What is being asked:
Look below and pull out each line with the word "relaciones".

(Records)
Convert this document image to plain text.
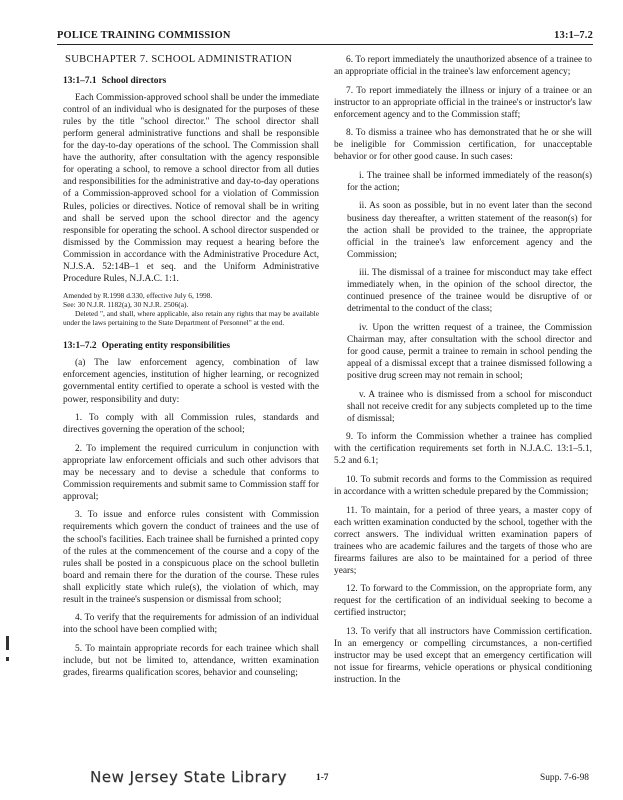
POLICE TRAINING COMMISSION	13:1–7.2

SUBCHAPTER 7. SCHOOL ADMINISTRATION

13:1–7.1 School directors

Each Commission-approved school shall be under the immediate control of an individual who is designated for the purposes of these rules by the title "school director." The school director shall perform general administrative functions and shall be responsible for the day-to-day operations of the school. The Commission shall have the authority, after consultation with the agency responsible for operating a school, to remove a school director from all duties and responsibilities for the administrative and day-to-day operations of a Commission-approved school for a violation of Commission Rules, policies or directives. Notice of removal shall be in writing and shall be served upon the school director and the agency responsible for operating the school. A school director suspended or dismissed by the Commission may request a hearing before the Commission in accordance with the Administrative Procedure Act, N.J.S.A. 52:14B–1 et seq. and the Uniform Administrative Procedure Rules, N.J.A.C. 1:1.

Amended by R.1998 d.330, effective July 6, 1998.
See: 30 N.J.R. 1182(a), 30 N.J.R. 2506(a).
Deleted ", and shall, where applicable, also retain any rights that may be available under the laws pertaining to the State Department of Personnel" at the end.

13:1–7.2 Operating entity responsibilities

(a) The law enforcement agency, combination of law enforcement agencies, institution of higher learning, or recognized governmental entity certified to operate a school is vested with the power, responsibility and duty:

1. To comply with all Commission rules, standards and directives governing the operation of the school;

2. To implement the required curriculum in conjunction with appropriate law enforcement officials and such other advisors that may be necessary and to devise a schedule that conforms to Commission requirements and submit same to Commission staff for approval;

3. To issue and enforce rules consistent with Commission requirements which govern the conduct of trainees and the use of the school's facilities. Each trainee shall be furnished a printed copy of the rules at the commencement of the course and a copy of the rules shall be posted in a conspicuous place on the school bulletin board and remain there for the duration of the course. These rules shall explicitly state which rule(s), the violation of which, may result in the trainee's suspension or dismissal from school;

4. To verify that the requirements for admission of an individual into the school have been complied with;

5. To maintain appropriate records for each trainee which shall include, but not be limited to, attendance, written examination grades, firearms qualification scores, behavior and counseling;

6. To report immediately the unauthorized absence of a trainee to an appropriate official in the trainee's law enforcement agency;

7. To report immediately the illness or injury of a trainee or an instructor to an appropriate official in the trainee's or instructor's law enforcement agency and to the Commission staff;

8. To dismiss a trainee who has demonstrated that he or she will be ineligible for Commission certification, for unacceptable behavior or for other good cause. In such cases:

i. The trainee shall be informed immediately of the reason(s) for the action;

ii. As soon as possible, but in no event later than the second business day thereafter, a written statement of the reason(s) for the action shall be provided to the trainee, the appropriate official in the trainee's law enforcement agency and the Commission;

iii. The dismissal of a trainee for misconduct may take effect immediately when, in the opinion of the school director, the continued presence of the trainee would be disruptive of or detrimental to the conduct of the class;

iv. Upon the written request of a trainee, the Commission Chairman may, after consultation with the school director and for good cause, permit a trainee to remain in school pending the appeal of a dismissal except that a trainee dismissed following a positive drug screen may not remain in school;

v. A trainee who is dismissed from a school for misconduct shall not receive credit for any subjects completed up to the time of dismissal;

9. To inform the Commission whether a trainee has complied with the certification requirements set forth in N.J.A.C. 13:1–5.1, 5.2 and 6.1;

10. To submit records and forms to the Commission as required in accordance with a written schedule prepared by the Commission;

11. To maintain, for a period of three years, a master copy of each written examination conducted by the school, together with the correct answers. The individual written examination papers of trainees who are academic failures and the targets of those who are firearms failures are also to be maintained for a period of three years;

12. To forward to the Commission, on the appropriate form, any request for the certification of an individual seeking to become a certified instructor;

13. To verify that all instructors have Commission certification. In an emergency or compelling circumstances, a non-certified instructor may be used except that an emergency certification will not issue for firearms, vehicle operations or physical conditioning instruction. In the

New Jersey State Library	1-7	Supp. 7-6-98
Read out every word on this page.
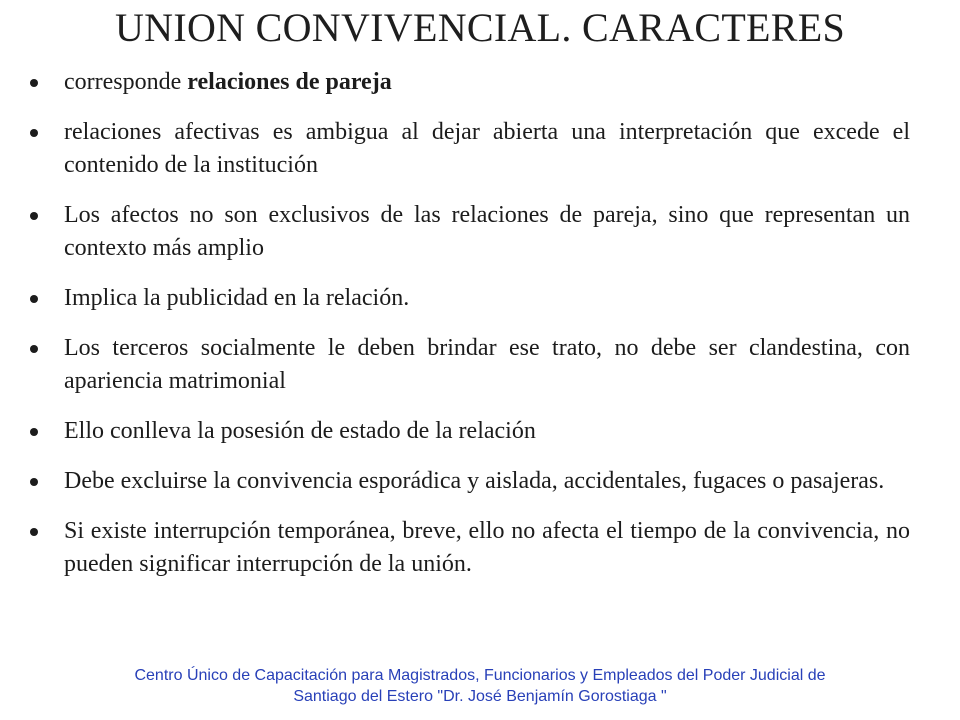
UNION CONVIVENCIAL. CARACTERES
corresponde relaciones de pareja
relaciones afectivas es ambigua al dejar abierta una interpretación que excede el contenido de la institución
Los afectos no son exclusivos de las relaciones de pareja, sino que representan un contexto más amplio
Implica la publicidad en la relación.
Los terceros socialmente le deben brindar ese trato, no debe ser clandestina, con apariencia matrimonial
Ello conlleva la posesión de estado de la relación
Debe excluirse la convivencia esporádica y aislada, accidentales, fugaces o pasajeras.
Si existe interrupción temporánea, breve, ello no afecta el tiempo de la convivencia, no pueden significar interrupción de la unión.
Centro Único de Capacitación para Magistrados, Funcionarios y Empleados del Poder Judicial de
Santiago del Estero "Dr. José Benjamín Gorostiaga "
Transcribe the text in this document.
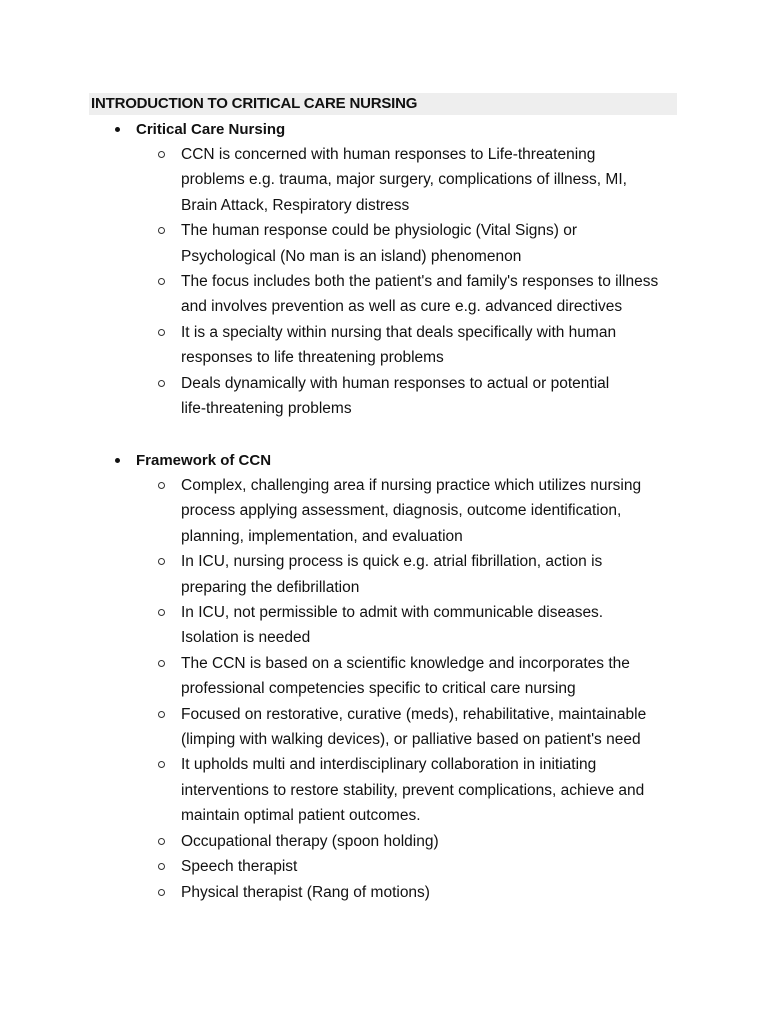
INTRODUCTION TO CRITICAL CARE NURSING
Critical Care Nursing
CCN is concerned with human responses to Life-threatening
problems e.g. trauma, major surgery, complications of illness, MI,
Brain Attack, Respiratory distress
The human response could be physiologic (Vital Signs) or
Psychological (No man is an island) phenomenon
The focus includes both the patient's and family's responses to illness
and involves prevention as well as cure e.g. advanced directives
It is a specialty within nursing that deals specifically with human
responses to life threatening problems
Deals dynamically with human responses to actual or potential
life-threatening problems
Framework of CCN
Complex, challenging area if nursing practice which utilizes nursing
process applying assessment, diagnosis, outcome identification,
planning, implementation, and evaluation
In ICU, nursing process is quick e.g. atrial fibrillation, action is
preparing the defibrillation
In ICU, not permissible to admit with communicable diseases.
Isolation is needed
The CCN is based on a scientific knowledge and incorporates the
professional competencies specific to critical care nursing
Focused on restorative, curative (meds), rehabilitative, maintainable
(limping with walking devices), or palliative based on patient's need
It upholds multi and interdisciplinary collaboration in initiating
interventions to restore stability, prevent complications, achieve and
maintain optimal patient outcomes.
Occupational therapy (spoon holding)
Speech therapist
Physical therapist (Rang of motions)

Exercise result:
corresponde relaciones de pareja
relaciones afectivas es ambigua al dejar abierta una interpretación que excede el contenido de la institución
Los afectos no son exclusivos de las relaciones de pareja, sino que representan un contexto más amplio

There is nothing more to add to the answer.